===== DATA TO USE =====
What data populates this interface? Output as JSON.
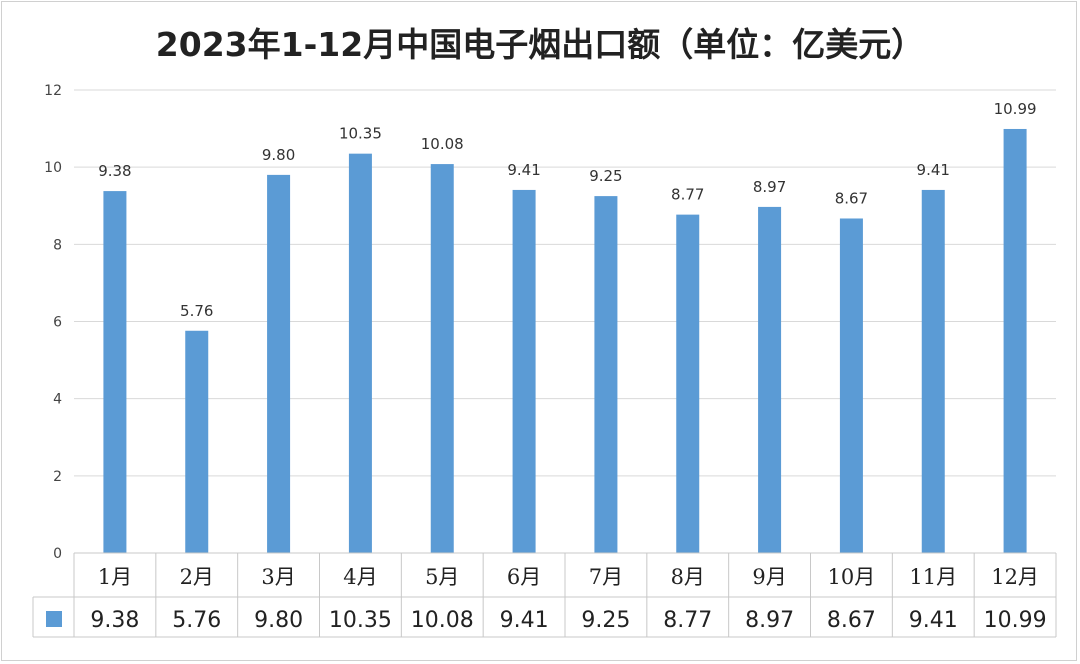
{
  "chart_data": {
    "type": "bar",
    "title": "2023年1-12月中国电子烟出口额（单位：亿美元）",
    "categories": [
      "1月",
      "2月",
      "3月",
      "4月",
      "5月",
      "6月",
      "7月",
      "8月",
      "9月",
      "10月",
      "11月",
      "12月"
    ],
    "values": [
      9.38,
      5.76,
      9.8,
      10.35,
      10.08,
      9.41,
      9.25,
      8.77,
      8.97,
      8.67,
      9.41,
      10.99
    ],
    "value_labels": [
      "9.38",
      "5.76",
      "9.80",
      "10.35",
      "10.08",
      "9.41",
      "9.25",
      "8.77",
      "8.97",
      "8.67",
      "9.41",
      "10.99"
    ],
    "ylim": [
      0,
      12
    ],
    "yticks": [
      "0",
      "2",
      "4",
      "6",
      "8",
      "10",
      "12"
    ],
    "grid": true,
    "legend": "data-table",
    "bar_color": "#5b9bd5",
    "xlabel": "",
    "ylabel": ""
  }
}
=====
===== DATA TO USE =====
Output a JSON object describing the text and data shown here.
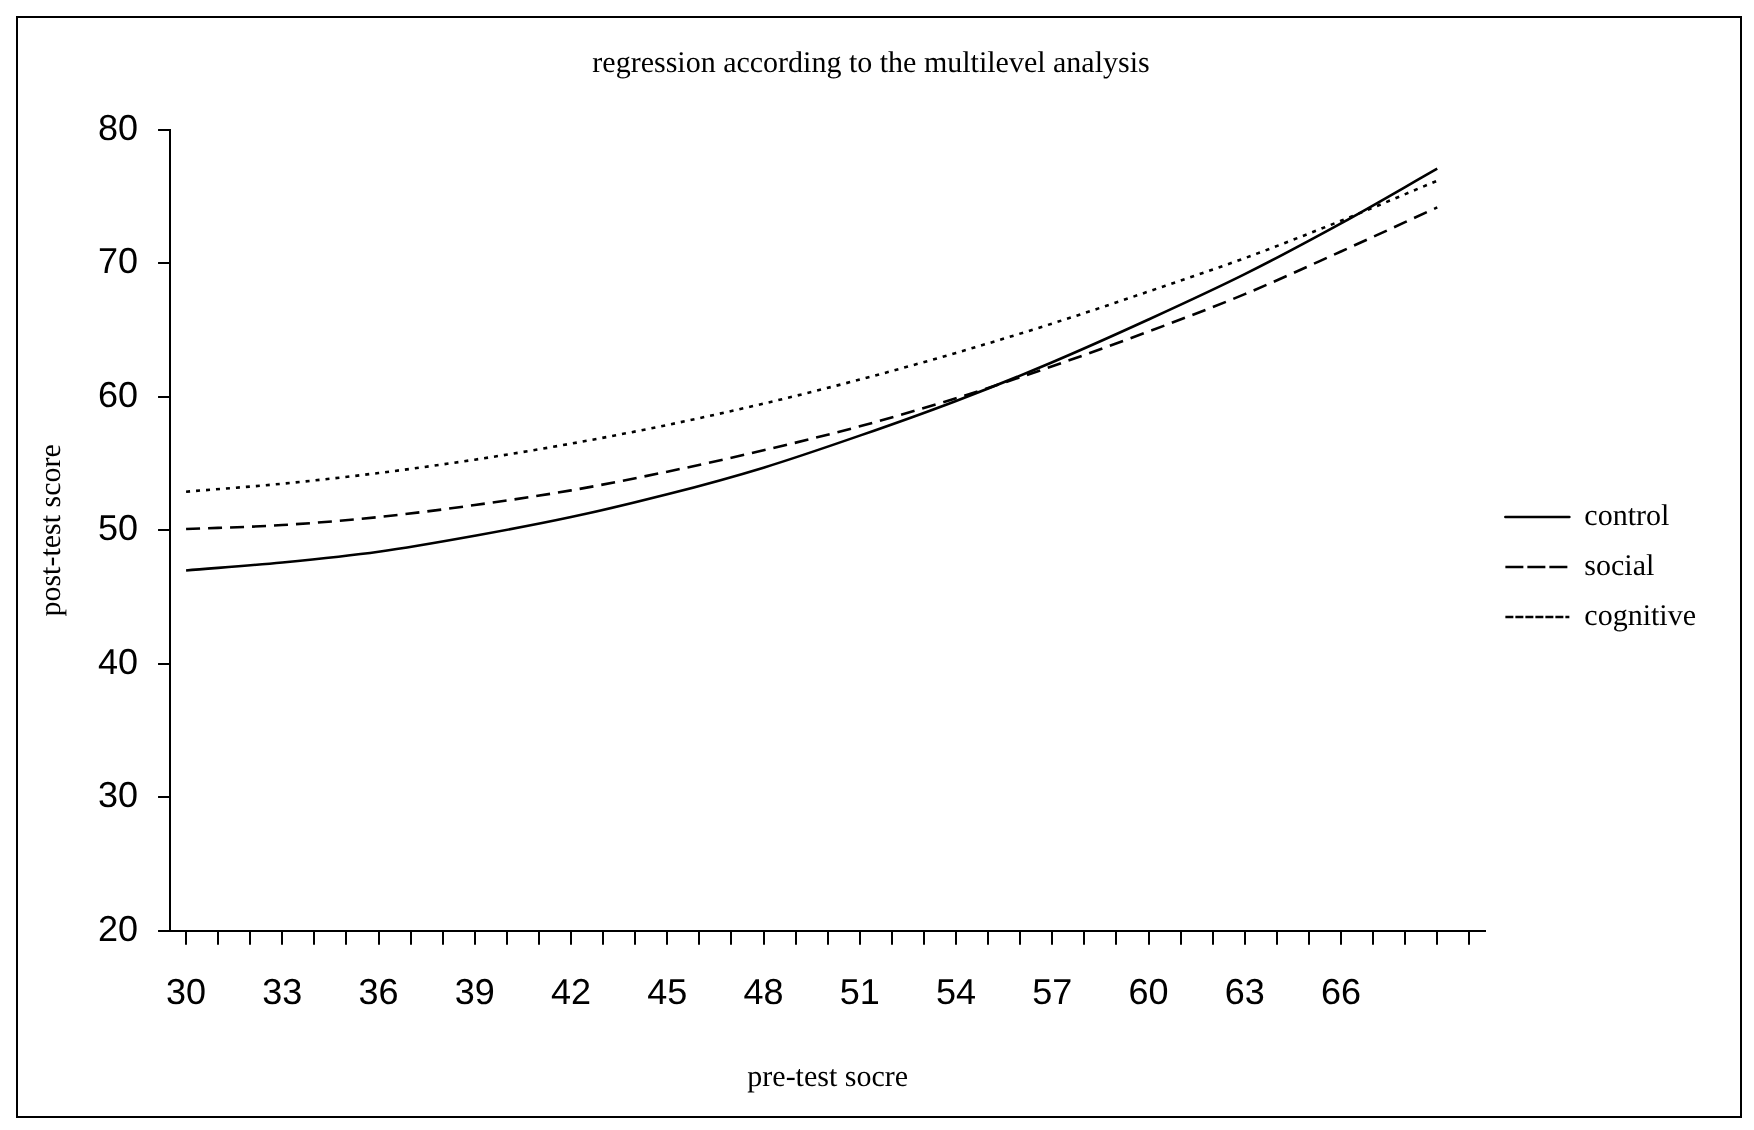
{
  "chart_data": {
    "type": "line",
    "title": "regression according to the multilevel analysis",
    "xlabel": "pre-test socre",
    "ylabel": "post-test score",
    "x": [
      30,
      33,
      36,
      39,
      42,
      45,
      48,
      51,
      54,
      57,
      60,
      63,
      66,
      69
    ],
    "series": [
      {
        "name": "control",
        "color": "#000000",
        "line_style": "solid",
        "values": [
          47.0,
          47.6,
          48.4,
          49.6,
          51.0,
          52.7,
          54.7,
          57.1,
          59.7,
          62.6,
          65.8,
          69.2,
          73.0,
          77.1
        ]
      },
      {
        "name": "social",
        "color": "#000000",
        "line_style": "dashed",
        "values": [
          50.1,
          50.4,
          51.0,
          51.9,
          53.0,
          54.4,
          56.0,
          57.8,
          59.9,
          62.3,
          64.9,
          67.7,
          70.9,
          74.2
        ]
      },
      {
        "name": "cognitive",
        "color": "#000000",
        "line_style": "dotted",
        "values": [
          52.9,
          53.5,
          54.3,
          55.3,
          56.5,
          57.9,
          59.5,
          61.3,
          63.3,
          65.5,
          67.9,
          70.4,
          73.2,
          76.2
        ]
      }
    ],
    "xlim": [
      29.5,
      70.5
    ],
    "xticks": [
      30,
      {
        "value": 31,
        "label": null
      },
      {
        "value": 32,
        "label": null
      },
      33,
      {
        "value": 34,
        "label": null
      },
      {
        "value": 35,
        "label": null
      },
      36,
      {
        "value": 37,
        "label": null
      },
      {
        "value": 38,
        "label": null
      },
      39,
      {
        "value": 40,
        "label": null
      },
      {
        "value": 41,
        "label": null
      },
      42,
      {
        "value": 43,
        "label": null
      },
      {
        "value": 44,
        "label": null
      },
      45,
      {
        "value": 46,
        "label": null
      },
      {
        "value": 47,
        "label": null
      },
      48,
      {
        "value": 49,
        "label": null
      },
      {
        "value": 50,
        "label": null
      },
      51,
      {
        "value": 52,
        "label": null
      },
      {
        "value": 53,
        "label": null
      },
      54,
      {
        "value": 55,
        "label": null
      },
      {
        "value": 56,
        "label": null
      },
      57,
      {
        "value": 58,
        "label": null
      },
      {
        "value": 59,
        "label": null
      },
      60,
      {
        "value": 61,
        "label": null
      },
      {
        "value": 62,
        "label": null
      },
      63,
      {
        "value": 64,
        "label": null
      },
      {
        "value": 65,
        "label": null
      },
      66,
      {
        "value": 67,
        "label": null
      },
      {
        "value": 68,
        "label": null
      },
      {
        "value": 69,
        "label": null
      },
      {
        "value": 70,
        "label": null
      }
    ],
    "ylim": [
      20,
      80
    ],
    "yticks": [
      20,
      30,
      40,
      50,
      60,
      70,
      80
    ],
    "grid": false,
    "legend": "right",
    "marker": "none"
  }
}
=====
*EXERCISE*:
From the data, collect all lines where the string "Output" appears.

*ANSWER TO THIS PROBLEM*:
What data populates this interface? Output as JSON.
Output a JSON object describing the text and data shown here.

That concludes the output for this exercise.